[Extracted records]
◇ ◇ ◇ ◇ ◇ ◇ ◇

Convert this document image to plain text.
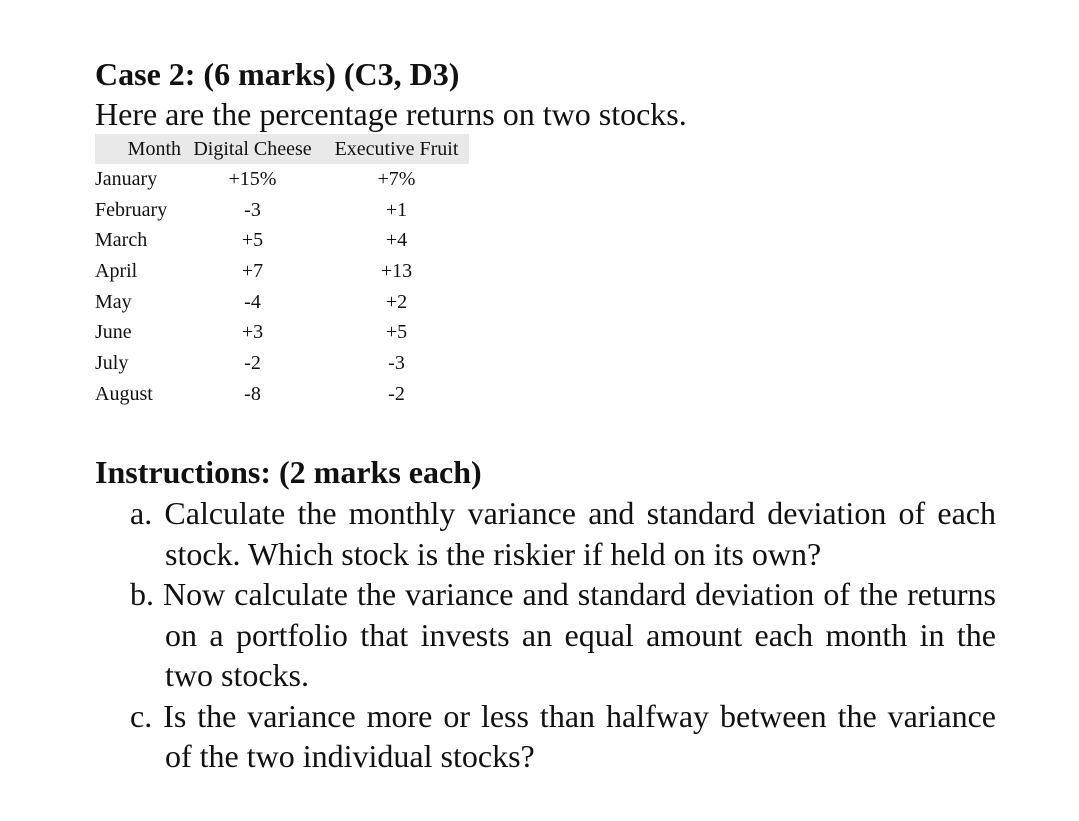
Case 2: (6 marks) (C3, D3)
Here are the percentage returns on two stocks.
Month	Digital Cheese	Executive Fruit
January	+15%	+7%
February	-3	+1
March	+5	+4
April	+7	+13
May	-4	+2
June	+3	+5
July	-2	-3
August	-8	-2
Instructions: (2 marks each)
a. Calculate the monthly variance and standard deviation of each stock. Which stock is the riskier if held on its own?
b. Now calculate the variance and standard deviation of the returns on a portfolio that invests an equal amount each month in the two stocks.
c. Is the variance more or less than halfway between the variance of the two individual stocks?
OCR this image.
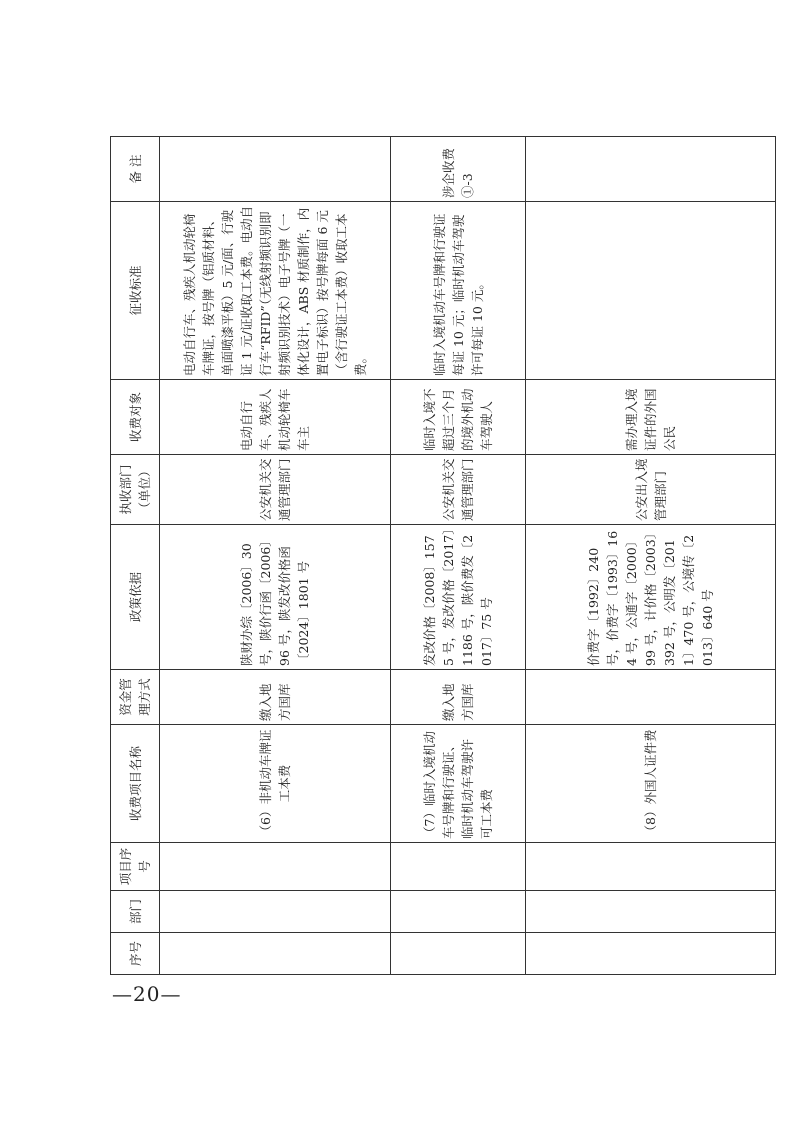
序号	部门	项目序号	收费项目名称	资金管理方式	政策依据	执收部门（单位）	收费对象	征收标准	备 注
			（6）非机动车牌证工本费	缴入地方国库	陕财办综〔2006〕30 号，陕价行函〔2006〕96 号，陕发改价格函〔2024〕1801 号	公安机关交通管理部门	电动自行车、残疾人机动轮椅车车主	电动自行车、残疾人机动轮椅车牌证，按号牌（铝质材料、单面喷漆平板）5 元/面、行驶证 1 元/证收取工本费。电动自行车“RFID”（无线射频识别即射频识别技术）电子号牌（一体化设计，ABS 材质制作，内置电子标识）按号牌每面 6 元（含行驶证工本费）收取工本费。	
			（7）临时入境机动车号牌和行驶证、临时机动车驾驶许可工本费	缴入地方国库	发改价格〔2008〕1575 号，发改价格〔2017〕1186 号，陕价费发〔2017〕75 号	公安机关交通管理部门	临时入境不超过三个月的境外机动车驾驶人	临时入境机动车号牌和行驶证每证 10 元；临时机动车驾驶许可每证 10 元。	涉企收费①-3
			（8）外国人证件费		价费字〔1992〕240 号，价费字〔1993〕164 号，公通字〔2000〕99 号，计价格〔2003〕392 号，公明发〔2011〕470 号，公境传〔2013〕640 号	公安出入境管理部门	需办理入境证件的外国公民		
—20—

◇ ◇ ◇ ◇ ◇ ◇ ◇

▶ _What is being asked_: Return every line from the records above that holds the word "this".

▶ _Expected answer_:
Convert this document image to plain text.
OCR this image.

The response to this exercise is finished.